--- START OF Information supplied ---

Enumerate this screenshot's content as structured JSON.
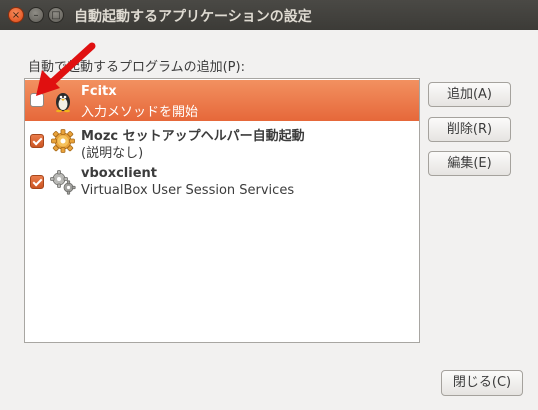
{
  "window": {
    "title": "自動起動するアプリケーションの設定",
    "controls": {
      "close": "×",
      "minimize": "–",
      "maximize": "□"
    }
  },
  "list": {
    "label": "自動で起動するプログラムの追加(P):",
    "items": [
      {
        "name": "Fcitx",
        "description": "入力メソッドを開始",
        "checked": false,
        "selected": true,
        "icon": "penguin-icon"
      },
      {
        "name": "Mozc セットアップヘルパー自動起動",
        "description": "(説明なし)",
        "checked": true,
        "selected": false,
        "icon": "gear-icon"
      },
      {
        "name": "vboxclient",
        "description": "VirtualBox User Session Services",
        "checked": true,
        "selected": false,
        "icon": "gears-icon"
      }
    ]
  },
  "buttons": {
    "add": "追加(A)",
    "remove": "削除(R)",
    "edit": "編集(E)",
    "close": "閉じる(C)"
  },
  "colors": {
    "selection": "#e9744a",
    "annotation_arrow": "#e01010",
    "titlebar": "#3c3b37"
  }
}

--- END OF Information supplied ---

- **Written instruction**
Return every line of the records exactly as given, pictures excluded.

- **Reply to the task**
Enumerate this screenshot's content as structured JSON.
{
  "window": {
    "title": "自動起動するアプリケーションの設定",
    "controls": {
      "close": "×",
      "minimize": "–",
      "maximize": "□"
    }
  },
  "list": {
    "label": "自動で起動するプログラムの追加(P):",
    "items": [
      {
        "name": "Fcitx",
        "description": "入力メソッドを開始",
        "checked": false,
        "selected": true,
        "icon": "penguin-icon"
      },
      {
        "name": "Mozc セットアップヘルパー自動起動",
        "description": "(説明なし)",
        "checked": true,
        "selected": false,
        "icon": "gear-icon"
      },
      {
        "name": "vboxclient",
        "description": "VirtualBox User Session Services",
        "checked": true,
        "selected": false,
        "icon": "gears-icon"
      }
    ]
  },
  "buttons": {
    "add": "追加(A)",
    "remove": "削除(R)",
    "edit": "編集(E)",
    "close": "閉じる(C)"
  },
  "colors": {
    "selection": "#e9744a",
    "annotation_arrow": "#e01010",
    "titlebar": "#3c3b37"
  }
}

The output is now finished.